▸ Stated exercise
Leave out the pictures and transcribe everything else exactly.

* BEGIN Supplied material *

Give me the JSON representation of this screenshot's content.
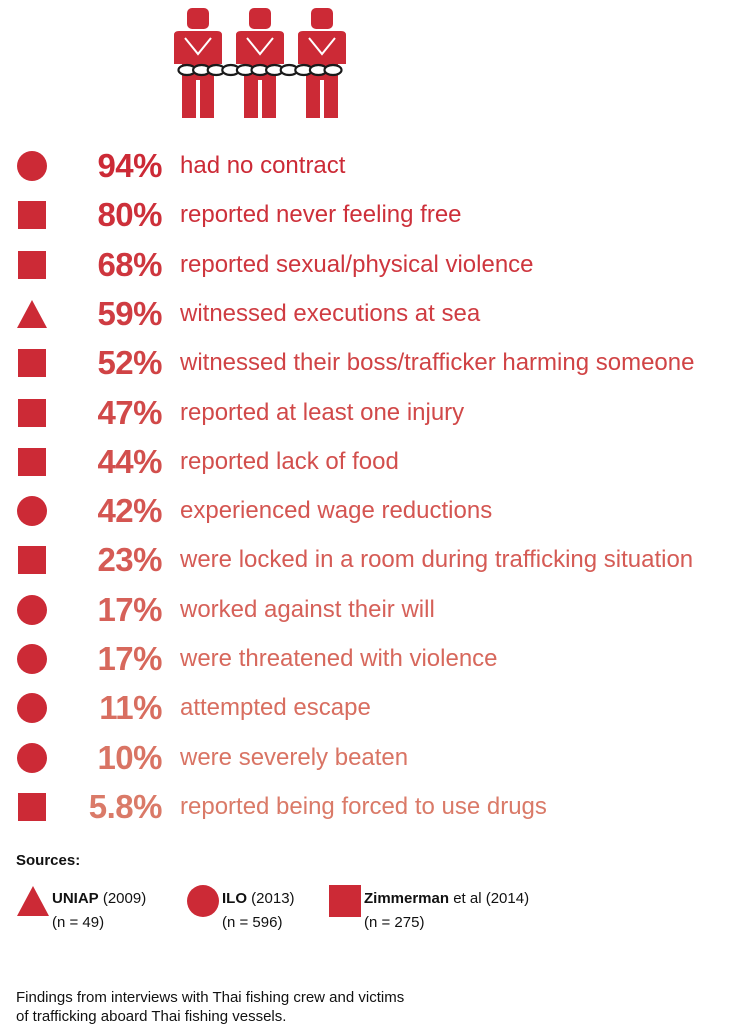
{
  "colors": {
    "accent": "#cc2a36",
    "text": "#111111"
  },
  "icons": {
    "hero": "three-chained-people-icon"
  },
  "chart_data": {
    "type": "table",
    "rows": [
      {
        "value": 94,
        "pct": "94%",
        "label": "had no contract",
        "source": "ILO",
        "marker": "circle"
      },
      {
        "value": 80,
        "pct": "80%",
        "label": "reported never feeling free",
        "source": "Zimmerman",
        "marker": "square"
      },
      {
        "value": 68,
        "pct": "68%",
        "label": "reported sexual/physical violence",
        "source": "Zimmerman",
        "marker": "square"
      },
      {
        "value": 59,
        "pct": "59%",
        "label": "witnessed executions at sea",
        "source": "UNIAP",
        "marker": "triangle"
      },
      {
        "value": 52,
        "pct": "52%",
        "label": "witnessed their boss/trafficker harming someone",
        "source": "Zimmerman",
        "marker": "square"
      },
      {
        "value": 47,
        "pct": "47%",
        "label": "reported at least one injury",
        "source": "Zimmerman",
        "marker": "square"
      },
      {
        "value": 44,
        "pct": "44%",
        "label": "reported lack of food",
        "source": "Zimmerman",
        "marker": "square"
      },
      {
        "value": 42,
        "pct": "42%",
        "label": "experienced wage reductions",
        "source": "ILO",
        "marker": "circle"
      },
      {
        "value": 23,
        "pct": "23%",
        "label": "were locked in a room during trafficking situation",
        "source": "Zimmerman",
        "marker": "square"
      },
      {
        "value": 17,
        "pct": "17%",
        "label": "worked against their will",
        "source": "ILO",
        "marker": "circle"
      },
      {
        "value": 17,
        "pct": "17%",
        "label": "were threatened with violence",
        "source": "ILO",
        "marker": "circle"
      },
      {
        "value": 11,
        "pct": "11%",
        "label": "attempted escape",
        "source": "ILO",
        "marker": "circle"
      },
      {
        "value": 10,
        "pct": "10%",
        "label": "were severely beaten",
        "source": "ILO",
        "marker": "circle"
      },
      {
        "value": 5.8,
        "pct": "5.8%",
        "label": "reported being forced to use drugs",
        "source": "Zimmerman",
        "marker": "square"
      }
    ]
  },
  "sources": {
    "title": "Sources:",
    "items": [
      {
        "marker": "triangle",
        "name_bold": "UNIAP",
        "name_rest": " (2009)",
        "n": "(n = 49)"
      },
      {
        "marker": "circle",
        "name_bold": "ILO",
        "name_rest": " (2013)",
        "n": "(n = 596)"
      },
      {
        "marker": "square",
        "name_bold": "Zimmerman",
        "name_rest": " et al (2014)",
        "n": "(n = 275)"
      }
    ]
  },
  "footnote": {
    "line1": "Findings from interviews with Thai fishing crew and victims",
    "line2": "of trafficking aboard Thai fishing vessels."
  }
}
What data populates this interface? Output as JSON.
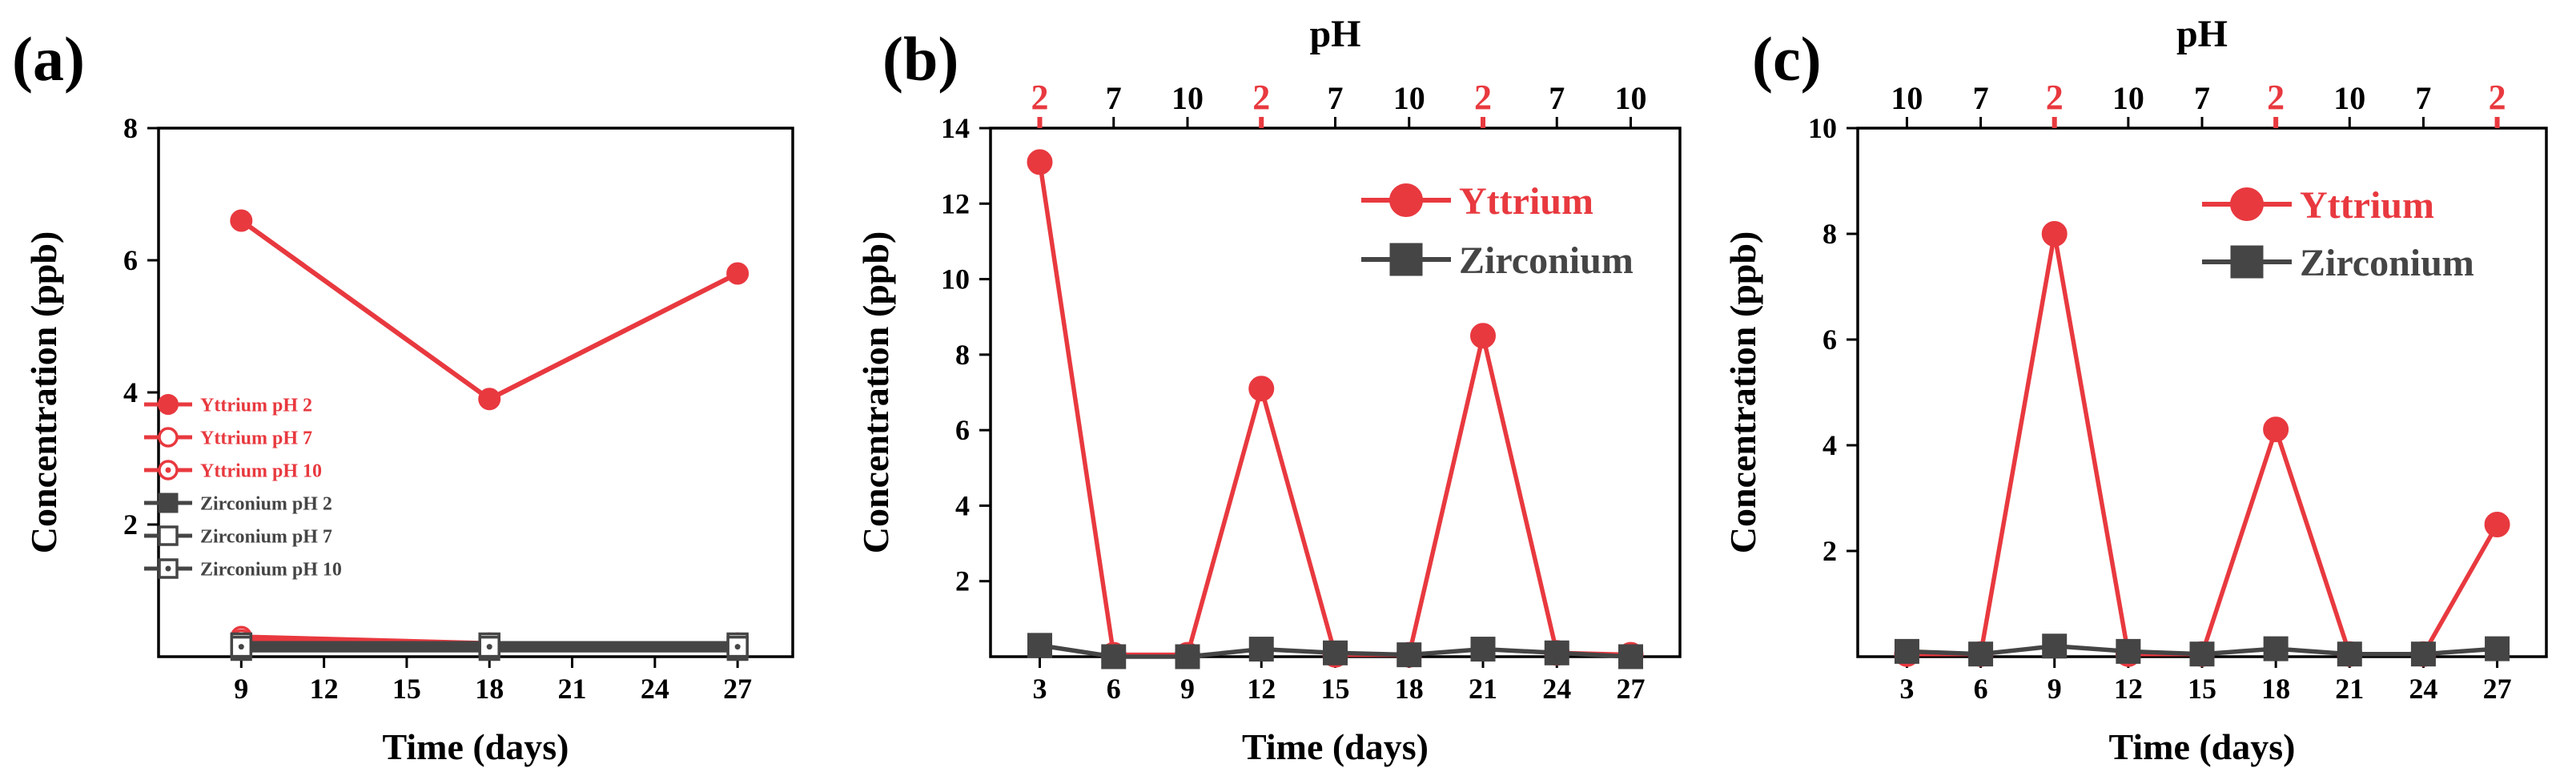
{
  "colors": {
    "yttrium": "#e8393f",
    "zirconium": "#454545",
    "axis": "#000000"
  },
  "chart_data": [
    {
      "panel_label": "(a)",
      "type": "line",
      "xlabel": "Time (days)",
      "ylabel": "Concentration (ppb)",
      "xlim": [
        6,
        29
      ],
      "ylim": [
        0,
        8
      ],
      "xticks": [
        9,
        12,
        15,
        18,
        21,
        24,
        27
      ],
      "yticks": [
        2,
        4,
        6,
        8
      ],
      "legend_position": "center-left",
      "series": [
        {
          "name": "Yttrium pH 2",
          "element": "yttrium",
          "marker": "filled-circle",
          "x": [
            9,
            18,
            27
          ],
          "y": [
            6.6,
            3.9,
            5.8
          ]
        },
        {
          "name": "Yttrium pH 7",
          "element": "yttrium",
          "marker": "open-circle",
          "x": [
            9,
            18,
            27
          ],
          "y": [
            0.3,
            0.2,
            0.2
          ]
        },
        {
          "name": "Yttrium pH 10",
          "element": "yttrium",
          "marker": "dot-circle",
          "x": [
            9,
            18,
            27
          ],
          "y": [
            0.25,
            0.2,
            0.2
          ]
        },
        {
          "name": "Zirconium pH 2",
          "element": "zirconium",
          "marker": "filled-square",
          "x": [
            9,
            18,
            27
          ],
          "y": [
            0.1,
            0.1,
            0.1
          ]
        },
        {
          "name": "Zirconium pH 7",
          "element": "zirconium",
          "marker": "open-square",
          "x": [
            9,
            18,
            27
          ],
          "y": [
            0.2,
            0.2,
            0.2
          ]
        },
        {
          "name": "Zirconium pH 10",
          "element": "zirconium",
          "marker": "dot-square",
          "x": [
            9,
            18,
            27
          ],
          "y": [
            0.15,
            0.15,
            0.15
          ]
        }
      ]
    },
    {
      "panel_label": "(b)",
      "type": "line",
      "title": "pH",
      "xlabel": "Time (days)",
      "ylabel": "Concentration (ppb)",
      "xlim": [
        1,
        29
      ],
      "ylim": [
        0,
        14
      ],
      "xticks": [
        3,
        6,
        9,
        12,
        15,
        18,
        21,
        24,
        27
      ],
      "yticks": [
        2,
        4,
        6,
        8,
        10,
        12,
        14
      ],
      "ph_top_axis": [
        "2",
        "7",
        "10",
        "2",
        "7",
        "10",
        "2",
        "7",
        "10"
      ],
      "legend_position": "top-right",
      "series": [
        {
          "name": "Yttrium",
          "element": "yttrium",
          "marker": "filled-circle",
          "x": [
            3,
            6,
            9,
            12,
            15,
            18,
            21,
            24,
            27
          ],
          "y": [
            13.1,
            0.05,
            0.05,
            7.1,
            0.05,
            0.05,
            8.5,
            0.1,
            0.05
          ]
        },
        {
          "name": "Zirconium",
          "element": "zirconium",
          "marker": "filled-square",
          "x": [
            3,
            6,
            9,
            12,
            15,
            18,
            21,
            24,
            27
          ],
          "y": [
            0.3,
            0.0,
            0.0,
            0.2,
            0.1,
            0.05,
            0.2,
            0.1,
            0.0
          ]
        }
      ]
    },
    {
      "panel_label": "(c)",
      "type": "line",
      "title": "pH",
      "xlabel": "Time (days)",
      "ylabel": "Concentration (ppb)",
      "xlim": [
        1,
        29
      ],
      "ylim": [
        0,
        10
      ],
      "xticks": [
        3,
        6,
        9,
        12,
        15,
        18,
        21,
        24,
        27
      ],
      "yticks": [
        2,
        4,
        6,
        8,
        10
      ],
      "ph_top_axis": [
        "10",
        "7",
        "2",
        "10",
        "7",
        "2",
        "10",
        "7",
        "2"
      ],
      "legend_position": "top-right",
      "series": [
        {
          "name": "Yttrium",
          "element": "yttrium",
          "marker": "filled-circle",
          "x": [
            3,
            6,
            9,
            12,
            15,
            18,
            21,
            24,
            27
          ],
          "y": [
            0.05,
            0.05,
            8.0,
            0.05,
            0.05,
            4.3,
            0.05,
            0.05,
            2.5
          ]
        },
        {
          "name": "Zirconium",
          "element": "zirconium",
          "marker": "filled-square",
          "x": [
            3,
            6,
            9,
            12,
            15,
            18,
            21,
            24,
            27
          ],
          "y": [
            0.1,
            0.05,
            0.2,
            0.1,
            0.05,
            0.15,
            0.05,
            0.05,
            0.15
          ]
        }
      ]
    }
  ]
}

* END Supplied material *

▸ The response
Give me the JSON representation of this screenshot's content.
{
  "colors": {
    "accent": "#cc2a36",
    "text": "#111111"
  },
  "icons": {
    "hero": "three-chained-people-icon"
  },
  "chart_data": {
    "type": "table",
    "rows": [
      {
        "value": 94,
        "pct": "94%",
        "label": "had no contract",
        "source": "ILO",
        "marker": "circle"
      },
      {
        "value": 80,
        "pct": "80%",
        "label": "reported never feeling free",
        "source": "Zimmerman",
        "marker": "square"
      },
      {
        "value": 68,
        "pct": "68%",
        "label": "reported sexual/physical violence",
        "source": "Zimmerman",
        "marker": "square"
      },
      {
        "value": 59,
        "pct": "59%",
        "label": "witnessed executions at sea",
        "source": "UNIAP",
        "marker": "triangle"
      },
      {
        "value": 52,
        "pct": "52%",
        "label": "witnessed their boss/trafficker harming someone",
        "source": "Zimmerman",
        "marker": "square"
      },
      {
        "value": 47,
        "pct": "47%",
        "label": "reported at least one injury",
        "source": "Zimmerman",
        "marker": "square"
      },
      {
        "value": 44,
        "pct": "44%",
        "label": "reported lack of food",
        "source": "Zimmerman",
        "marker": "square"
      },
      {
        "value": 42,
        "pct": "42%",
        "label": "experienced wage reductions",
        "source": "ILO",
        "marker": "circle"
      },
      {
        "value": 23,
        "pct": "23%",
        "label": "were locked in a room during trafficking situation",
        "source": "Zimmerman",
        "marker": "square"
      },
      {
        "value": 17,
        "pct": "17%",
        "label": "worked against their will",
        "source": "ILO",
        "marker": "circle"
      },
      {
        "value": 17,
        "pct": "17%",
        "label": "were threatened with violence",
        "source": "ILO",
        "marker": "circle"
      },
      {
        "value": 11,
        "pct": "11%",
        "label": "attempted escape",
        "source": "ILO",
        "marker": "circle"
      },
      {
        "value": 10,
        "pct": "10%",
        "label": "were severely beaten",
        "source": "ILO",
        "marker": "circle"
      },
      {
        "value": 5.8,
        "pct": "5.8%",
        "label": "reported being forced to use drugs",
        "source": "Zimmerman",
        "marker": "square"
      }
    ]
  },
  "sources": {
    "title": "Sources:",
    "items": [
      {
        "marker": "triangle",
        "name_bold": "UNIAP",
        "name_rest": " (2009)",
        "n": "(n = 49)"
      },
      {
        "marker": "circle",
        "name_bold": "ILO",
        "name_rest": " (2013)",
        "n": "(n = 596)"
      },
      {
        "marker": "square",
        "name_bold": "Zimmerman",
        "name_rest": " et al (2014)",
        "n": "(n = 275)"
      }
    ]
  },
  "footnote": {
    "line1": "Findings from interviews with Thai fishing crew and victims",
    "line2": "of trafficking aboard Thai fishing vessels."
  }
}
What data populates this interface? Output as JSON.
{
  "colors": {
    "yttrium": "#e8393f",
    "zirconium": "#454545",
    "axis": "#000000"
  },
  "chart_data": [
    {
      "panel_label": "(a)",
      "type": "line",
      "xlabel": "Time (days)",
      "ylabel": "Concentration (ppb)",
      "xlim": [
        6,
        29
      ],
      "ylim": [
        0,
        8
      ],
      "xticks": [
        9,
        12,
        15,
        18,
        21,
        24,
        27
      ],
      "yticks": [
        2,
        4,
        6,
        8
      ],
      "legend_position": "center-left",
      "series": [
        {
          "name": "Yttrium pH 2",
          "element": "yttrium",
          "marker": "filled-circle",
          "x": [
            9,
            18,
            27
          ],
          "y": [
            6.6,
            3.9,
            5.8
          ]
        },
        {
          "name": "Yttrium pH 7",
          "element": "yttrium",
          "marker": "open-circle",
          "x": [
            9,
            18,
            27
          ],
          "y": [
            0.3,
            0.2,
            0.2
          ]
        },
        {
          "name": "Yttrium pH 10",
          "element": "yttrium",
          "marker": "dot-circle",
          "x": [
            9,
            18,
            27
          ],
          "y": [
            0.25,
            0.2,
            0.2
          ]
        },
        {
          "name": "Zirconium pH 2",
          "element": "zirconium",
          "marker": "filled-square",
          "x": [
            9,
            18,
            27
          ],
          "y": [
            0.1,
            0.1,
            0.1
          ]
        },
        {
          "name": "Zirconium pH 7",
          "element": "zirconium",
          "marker": "open-square",
          "x": [
            9,
            18,
            27
          ],
          "y": [
            0.2,
            0.2,
            0.2
          ]
        },
        {
          "name": "Zirconium pH 10",
          "element": "zirconium",
          "marker": "dot-square",
          "x": [
            9,
            18,
            27
          ],
          "y": [
            0.15,
            0.15,
            0.15
          ]
        }
      ]
    },
    {
      "panel_label": "(b)",
      "type": "line",
      "title": "pH",
      "xlabel": "Time (days)",
      "ylabel": "Concentration (ppb)",
      "xlim": [
        1,
        29
      ],
      "ylim": [
        0,
        14
      ],
      "xticks": [
        3,
        6,
        9,
        12,
        15,
        18,
        21,
        24,
        27
      ],
      "yticks": [
        2,
        4,
        6,
        8,
        10,
        12,
        14
      ],
      "ph_top_axis": [
        "2",
        "7",
        "10",
        "2",
        "7",
        "10",
        "2",
        "7",
        "10"
      ],
      "legend_position": "top-right",
      "series": [
        {
          "name": "Yttrium",
          "element": "yttrium",
          "marker": "filled-circle",
          "x": [
            3,
            6,
            9,
            12,
            15,
            18,
            21,
            24,
            27
          ],
          "y": [
            13.1,
            0.05,
            0.05,
            7.1,
            0.05,
            0.05,
            8.5,
            0.1,
            0.05
          ]
        },
        {
          "name": "Zirconium",
          "element": "zirconium",
          "marker": "filled-square",
          "x": [
            3,
            6,
            9,
            12,
            15,
            18,
            21,
            24,
            27
          ],
          "y": [
            0.3,
            0.0,
            0.0,
            0.2,
            0.1,
            0.05,
            0.2,
            0.1,
            0.0
          ]
        }
      ]
    },
    {
      "panel_label": "(c)",
      "type": "line",
      "title": "pH",
      "xlabel": "Time (days)",
      "ylabel": "Concentration (ppb)",
      "xlim": [
        1,
        29
      ],
      "ylim": [
        0,
        10
      ],
      "xticks": [
        3,
        6,
        9,
        12,
        15,
        18,
        21,
        24,
        27
      ],
      "yticks": [
        2,
        4,
        6,
        8,
        10
      ],
      "ph_top_axis": [
        "10",
        "7",
        "2",
        "10",
        "7",
        "2",
        "10",
        "7",
        "2"
      ],
      "legend_position": "top-right",
      "series": [
        {
          "name": "Yttrium",
          "element": "yttrium",
          "marker": "filled-circle",
          "x": [
            3,
            6,
            9,
            12,
            15,
            18,
            21,
            24,
            27
          ],
          "y": [
            0.05,
            0.05,
            8.0,
            0.05,
            0.05,
            4.3,
            0.05,
            0.05,
            2.5
          ]
        },
        {
          "name": "Zirconium",
          "element": "zirconium",
          "marker": "filled-square",
          "x": [
            3,
            6,
            9,
            12,
            15,
            18,
            21,
            24,
            27
          ],
          "y": [
            0.1,
            0.05,
            0.2,
            0.1,
            0.05,
            0.15,
            0.05,
            0.05,
            0.15
          ]
        }
      ]
    }
  ]
}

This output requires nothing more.